BEGIN
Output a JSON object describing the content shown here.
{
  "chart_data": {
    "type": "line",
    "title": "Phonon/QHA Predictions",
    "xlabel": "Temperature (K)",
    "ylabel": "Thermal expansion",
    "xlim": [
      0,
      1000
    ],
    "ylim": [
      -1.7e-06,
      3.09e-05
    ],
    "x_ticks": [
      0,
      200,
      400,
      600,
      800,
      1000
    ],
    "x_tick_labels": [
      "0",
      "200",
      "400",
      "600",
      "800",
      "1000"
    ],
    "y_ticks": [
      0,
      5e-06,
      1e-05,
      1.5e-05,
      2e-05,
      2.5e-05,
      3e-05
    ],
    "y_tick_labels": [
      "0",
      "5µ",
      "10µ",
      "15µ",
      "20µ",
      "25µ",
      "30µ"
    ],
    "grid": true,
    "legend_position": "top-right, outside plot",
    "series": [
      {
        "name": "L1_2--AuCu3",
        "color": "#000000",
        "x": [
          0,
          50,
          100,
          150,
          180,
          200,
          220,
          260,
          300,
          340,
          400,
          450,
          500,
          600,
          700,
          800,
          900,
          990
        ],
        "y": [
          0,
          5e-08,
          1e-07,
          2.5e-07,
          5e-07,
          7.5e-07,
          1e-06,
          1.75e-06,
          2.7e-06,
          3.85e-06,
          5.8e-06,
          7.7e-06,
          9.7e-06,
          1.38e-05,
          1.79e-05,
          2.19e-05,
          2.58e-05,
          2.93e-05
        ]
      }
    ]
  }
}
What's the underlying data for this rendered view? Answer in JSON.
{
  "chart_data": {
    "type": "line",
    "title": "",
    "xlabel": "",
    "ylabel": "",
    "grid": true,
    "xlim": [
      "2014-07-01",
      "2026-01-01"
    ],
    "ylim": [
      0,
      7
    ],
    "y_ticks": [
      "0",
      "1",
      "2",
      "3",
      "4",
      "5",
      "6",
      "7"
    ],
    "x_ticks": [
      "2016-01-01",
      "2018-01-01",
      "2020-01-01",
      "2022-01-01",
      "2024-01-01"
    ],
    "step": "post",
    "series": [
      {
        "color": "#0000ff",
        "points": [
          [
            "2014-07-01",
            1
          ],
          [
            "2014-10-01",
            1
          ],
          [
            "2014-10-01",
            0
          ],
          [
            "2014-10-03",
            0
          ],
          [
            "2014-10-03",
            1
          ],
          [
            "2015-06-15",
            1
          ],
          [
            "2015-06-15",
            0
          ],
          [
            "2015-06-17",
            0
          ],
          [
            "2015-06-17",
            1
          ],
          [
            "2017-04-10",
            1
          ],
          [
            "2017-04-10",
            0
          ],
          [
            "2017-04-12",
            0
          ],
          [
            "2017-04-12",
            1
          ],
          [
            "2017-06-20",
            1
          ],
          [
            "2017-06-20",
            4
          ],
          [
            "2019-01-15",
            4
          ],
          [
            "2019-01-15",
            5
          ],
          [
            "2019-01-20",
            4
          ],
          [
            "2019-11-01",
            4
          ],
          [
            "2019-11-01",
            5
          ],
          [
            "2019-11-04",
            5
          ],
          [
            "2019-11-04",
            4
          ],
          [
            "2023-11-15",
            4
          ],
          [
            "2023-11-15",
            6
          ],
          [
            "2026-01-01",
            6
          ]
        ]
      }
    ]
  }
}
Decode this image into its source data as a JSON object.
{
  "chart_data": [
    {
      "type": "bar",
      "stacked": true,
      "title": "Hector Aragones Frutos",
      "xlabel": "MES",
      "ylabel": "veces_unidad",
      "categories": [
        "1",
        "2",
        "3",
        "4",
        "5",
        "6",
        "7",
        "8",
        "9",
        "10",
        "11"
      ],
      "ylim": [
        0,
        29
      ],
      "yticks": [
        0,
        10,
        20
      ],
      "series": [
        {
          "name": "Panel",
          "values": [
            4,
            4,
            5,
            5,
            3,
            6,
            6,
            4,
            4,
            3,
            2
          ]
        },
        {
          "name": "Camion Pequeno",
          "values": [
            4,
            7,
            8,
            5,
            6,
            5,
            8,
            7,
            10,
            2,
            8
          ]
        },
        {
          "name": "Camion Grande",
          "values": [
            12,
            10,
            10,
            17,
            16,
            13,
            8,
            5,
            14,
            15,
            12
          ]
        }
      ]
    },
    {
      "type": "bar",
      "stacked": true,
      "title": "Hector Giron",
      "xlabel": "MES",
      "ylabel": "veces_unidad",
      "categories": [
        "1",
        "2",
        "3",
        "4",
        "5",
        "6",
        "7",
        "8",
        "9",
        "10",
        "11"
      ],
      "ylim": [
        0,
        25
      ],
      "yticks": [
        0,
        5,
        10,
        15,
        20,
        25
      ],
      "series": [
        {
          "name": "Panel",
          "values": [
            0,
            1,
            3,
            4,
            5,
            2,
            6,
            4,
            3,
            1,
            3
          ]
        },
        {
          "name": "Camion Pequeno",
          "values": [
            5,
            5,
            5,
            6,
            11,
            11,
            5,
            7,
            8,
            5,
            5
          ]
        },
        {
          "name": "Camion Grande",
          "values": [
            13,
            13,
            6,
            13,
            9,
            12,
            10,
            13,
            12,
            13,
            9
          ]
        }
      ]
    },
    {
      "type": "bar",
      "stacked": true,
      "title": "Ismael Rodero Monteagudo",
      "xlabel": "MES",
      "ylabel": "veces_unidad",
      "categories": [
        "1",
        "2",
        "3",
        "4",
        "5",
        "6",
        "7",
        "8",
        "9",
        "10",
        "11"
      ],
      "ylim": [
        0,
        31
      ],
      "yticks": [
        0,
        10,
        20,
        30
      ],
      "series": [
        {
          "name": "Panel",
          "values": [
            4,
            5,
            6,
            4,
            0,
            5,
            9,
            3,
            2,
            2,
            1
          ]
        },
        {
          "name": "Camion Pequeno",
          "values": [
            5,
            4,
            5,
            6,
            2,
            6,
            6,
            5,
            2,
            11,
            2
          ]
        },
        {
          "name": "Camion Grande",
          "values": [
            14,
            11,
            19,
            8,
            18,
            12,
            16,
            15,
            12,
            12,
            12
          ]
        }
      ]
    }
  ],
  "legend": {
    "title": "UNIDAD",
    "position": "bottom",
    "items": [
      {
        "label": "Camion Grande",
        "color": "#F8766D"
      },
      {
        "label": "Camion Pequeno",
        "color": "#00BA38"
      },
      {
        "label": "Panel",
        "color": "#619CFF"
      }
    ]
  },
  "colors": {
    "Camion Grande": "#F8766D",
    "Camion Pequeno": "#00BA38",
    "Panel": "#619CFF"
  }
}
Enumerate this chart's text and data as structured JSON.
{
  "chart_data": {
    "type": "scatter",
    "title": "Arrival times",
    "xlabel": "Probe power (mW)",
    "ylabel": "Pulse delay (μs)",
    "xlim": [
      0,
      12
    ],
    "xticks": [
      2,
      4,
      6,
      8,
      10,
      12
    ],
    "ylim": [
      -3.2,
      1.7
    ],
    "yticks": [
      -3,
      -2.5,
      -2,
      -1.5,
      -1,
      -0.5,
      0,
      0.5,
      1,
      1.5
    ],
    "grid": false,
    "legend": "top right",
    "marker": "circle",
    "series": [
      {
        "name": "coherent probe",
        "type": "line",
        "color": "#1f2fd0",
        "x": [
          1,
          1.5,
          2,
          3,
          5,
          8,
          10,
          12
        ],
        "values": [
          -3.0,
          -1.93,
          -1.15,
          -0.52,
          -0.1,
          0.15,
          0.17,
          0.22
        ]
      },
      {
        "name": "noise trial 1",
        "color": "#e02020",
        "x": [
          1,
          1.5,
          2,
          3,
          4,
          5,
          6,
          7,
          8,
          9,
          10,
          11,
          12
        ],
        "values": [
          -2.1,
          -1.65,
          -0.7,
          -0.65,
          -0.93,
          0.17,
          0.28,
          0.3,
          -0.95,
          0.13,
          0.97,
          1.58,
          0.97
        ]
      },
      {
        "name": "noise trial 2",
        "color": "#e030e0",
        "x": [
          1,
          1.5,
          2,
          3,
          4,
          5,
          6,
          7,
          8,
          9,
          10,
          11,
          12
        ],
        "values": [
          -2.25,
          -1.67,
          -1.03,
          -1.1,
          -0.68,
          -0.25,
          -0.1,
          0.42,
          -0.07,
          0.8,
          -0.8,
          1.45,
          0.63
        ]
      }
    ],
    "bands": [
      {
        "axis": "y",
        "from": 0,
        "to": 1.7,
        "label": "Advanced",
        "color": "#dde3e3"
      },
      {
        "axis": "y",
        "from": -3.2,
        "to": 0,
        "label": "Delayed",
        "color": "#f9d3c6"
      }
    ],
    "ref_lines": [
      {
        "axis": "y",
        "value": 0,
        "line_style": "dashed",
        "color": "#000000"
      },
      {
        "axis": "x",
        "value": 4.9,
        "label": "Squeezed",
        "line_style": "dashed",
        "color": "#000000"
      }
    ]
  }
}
END
[What to work on]: Show the lines of the data that hold the word "this".

[The output]:
What's the underlying data for this rendered view? Answer in JSON.
Decode this image into its source data as a JSON object.
Enumerate this chart's text and data as structured JSON.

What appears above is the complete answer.